■ **What you have to do**: Give every line of the data again, unchanged, but with no pictures.
— START OF Material for this task —
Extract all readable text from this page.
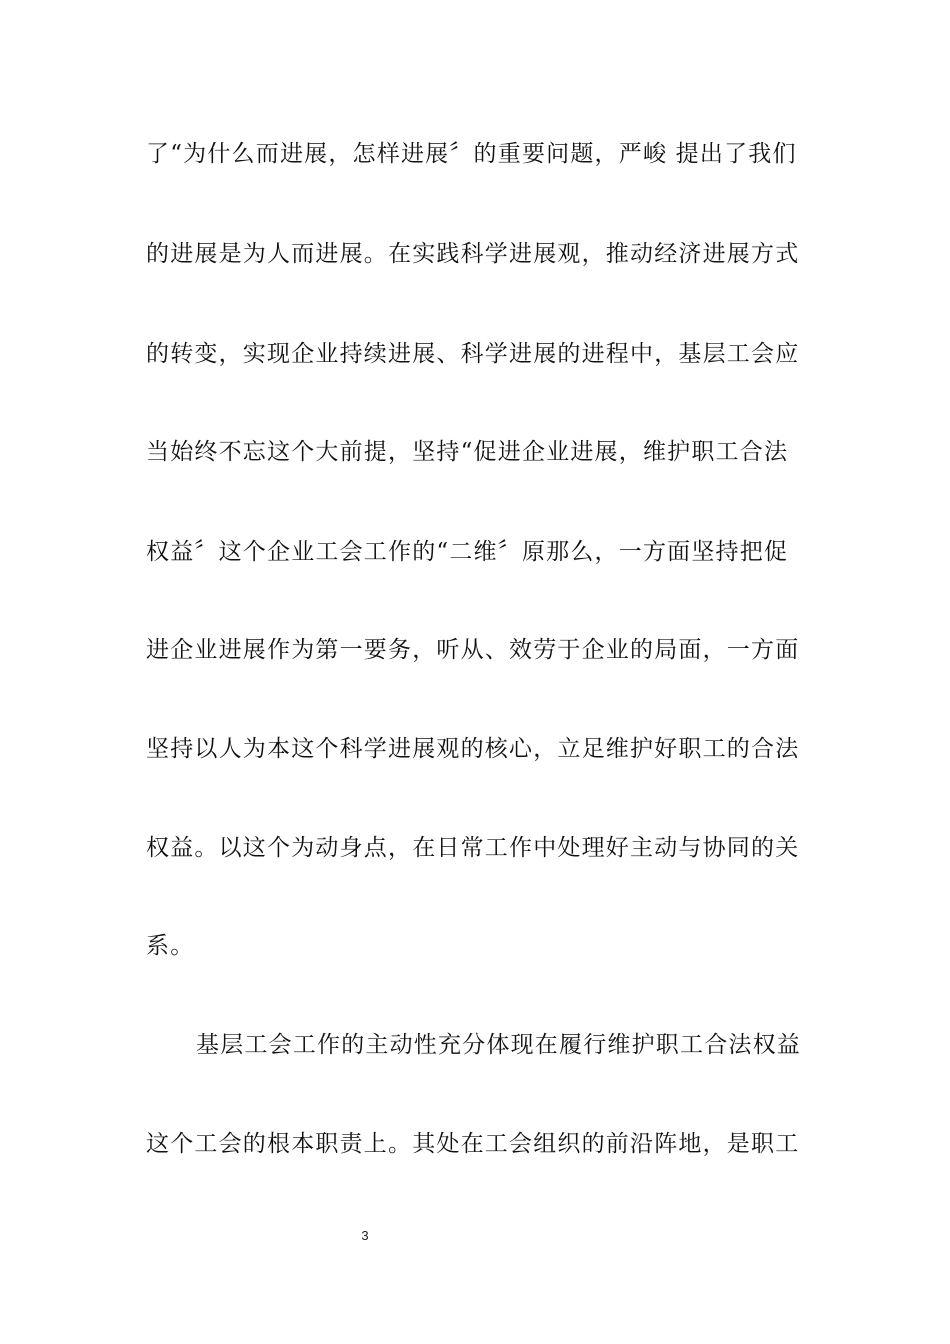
了“为什么而进展，怎样进展〞的重要问题，严峻 提出了我们
的进展是为人而进展。在实践科学进展观，推动经济进展方式
的转变，实现企业持续进展、科学进展的进程中，基层工会应
当始终不忘这个大前提，坚持“促进企业进展，维护职工合法
权益〞这个企业工会工作的“二维〞原那么，一方面坚持把促
进企业进展作为第一要务，听从、效劳于企业的局面，一方面
坚持以人为本这个科学进展观的核心，立足维护好职工的合法
权益。以这个为动身点，在日常工作中处理好主动与协同的关
系。
基层工会工作的主动性充分体现在履行维护职工合法权益
这个工会的根本职责上。其处在工会组织的前沿阵地，是职工
3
— END OF Material for this task —
■ **Solution to the exercise**:
Extract all readable text from this page.
了“为什么而进展，怎样进展〞的重要问题，严峻 提出了我们
的进展是为人而进展。在实践科学进展观，推动经济进展方式
的转变，实现企业持续进展、科学进展的进程中，基层工会应
当始终不忘这个大前提，坚持“促进企业进展，维护职工合法
权益〞这个企业工会工作的“二维〞原那么，一方面坚持把促
进企业进展作为第一要务，听从、效劳于企业的局面，一方面
坚持以人为本这个科学进展观的核心，立足维护好职工的合法
权益。以这个为动身点，在日常工作中处理好主动与协同的关
系。
基层工会工作的主动性充分体现在履行维护职工合法权益
这个工会的根本职责上。其处在工会组织的前沿阵地，是职工
3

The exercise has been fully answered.